What is required: Single out the lines of the material that contain "from" and copy them.

Record set:
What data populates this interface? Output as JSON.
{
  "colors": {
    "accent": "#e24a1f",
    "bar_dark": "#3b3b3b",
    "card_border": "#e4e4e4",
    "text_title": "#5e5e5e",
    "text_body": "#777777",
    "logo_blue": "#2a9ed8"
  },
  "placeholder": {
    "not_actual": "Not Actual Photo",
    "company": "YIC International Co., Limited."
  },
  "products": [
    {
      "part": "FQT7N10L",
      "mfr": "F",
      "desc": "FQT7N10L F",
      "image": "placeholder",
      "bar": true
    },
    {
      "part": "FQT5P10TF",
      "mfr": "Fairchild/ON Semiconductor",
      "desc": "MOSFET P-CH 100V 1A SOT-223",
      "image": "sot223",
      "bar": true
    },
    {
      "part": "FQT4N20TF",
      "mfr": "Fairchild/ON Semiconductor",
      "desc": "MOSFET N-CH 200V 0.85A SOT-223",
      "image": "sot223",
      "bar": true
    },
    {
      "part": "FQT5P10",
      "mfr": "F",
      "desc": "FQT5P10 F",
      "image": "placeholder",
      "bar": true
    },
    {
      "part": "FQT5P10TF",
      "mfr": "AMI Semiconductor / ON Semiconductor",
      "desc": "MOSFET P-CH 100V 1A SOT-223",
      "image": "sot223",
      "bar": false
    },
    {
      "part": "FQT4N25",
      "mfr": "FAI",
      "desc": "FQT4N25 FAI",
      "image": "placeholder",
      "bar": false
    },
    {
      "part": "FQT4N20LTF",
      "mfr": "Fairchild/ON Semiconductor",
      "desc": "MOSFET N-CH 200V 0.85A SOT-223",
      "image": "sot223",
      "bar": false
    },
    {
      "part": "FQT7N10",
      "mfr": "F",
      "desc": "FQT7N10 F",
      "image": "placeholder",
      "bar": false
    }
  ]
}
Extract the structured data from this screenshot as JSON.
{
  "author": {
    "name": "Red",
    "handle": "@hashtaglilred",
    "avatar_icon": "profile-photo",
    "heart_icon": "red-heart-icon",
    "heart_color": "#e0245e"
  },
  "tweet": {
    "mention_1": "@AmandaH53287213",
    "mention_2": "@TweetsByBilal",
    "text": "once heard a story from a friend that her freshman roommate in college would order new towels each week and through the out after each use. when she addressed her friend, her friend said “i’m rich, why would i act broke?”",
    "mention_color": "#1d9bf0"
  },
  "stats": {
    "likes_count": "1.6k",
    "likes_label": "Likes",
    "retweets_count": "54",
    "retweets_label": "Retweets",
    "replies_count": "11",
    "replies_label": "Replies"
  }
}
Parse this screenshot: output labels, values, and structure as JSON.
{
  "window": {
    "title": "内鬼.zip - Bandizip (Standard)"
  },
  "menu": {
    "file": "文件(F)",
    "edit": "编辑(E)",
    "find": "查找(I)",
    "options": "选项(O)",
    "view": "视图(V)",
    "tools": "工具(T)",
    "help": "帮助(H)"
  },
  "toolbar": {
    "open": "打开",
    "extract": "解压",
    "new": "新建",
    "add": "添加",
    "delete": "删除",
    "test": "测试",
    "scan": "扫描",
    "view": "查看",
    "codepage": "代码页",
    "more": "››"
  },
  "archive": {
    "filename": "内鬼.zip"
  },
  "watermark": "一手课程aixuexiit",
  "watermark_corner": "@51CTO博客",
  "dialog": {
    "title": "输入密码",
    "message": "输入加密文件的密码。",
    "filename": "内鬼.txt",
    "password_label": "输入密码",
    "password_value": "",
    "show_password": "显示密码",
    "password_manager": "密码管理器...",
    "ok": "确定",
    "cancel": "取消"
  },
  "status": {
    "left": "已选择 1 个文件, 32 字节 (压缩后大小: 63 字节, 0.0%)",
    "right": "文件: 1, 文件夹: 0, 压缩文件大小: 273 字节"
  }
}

Result of this exercise:
Extract the structured data from this screenshot as JSON.
    "text": "once heard a story from a friend that her freshman roommate in college would order new towels each week and through the out after each use. when she addressed her friend, her friend said “i’m rich, why would i act broke?”",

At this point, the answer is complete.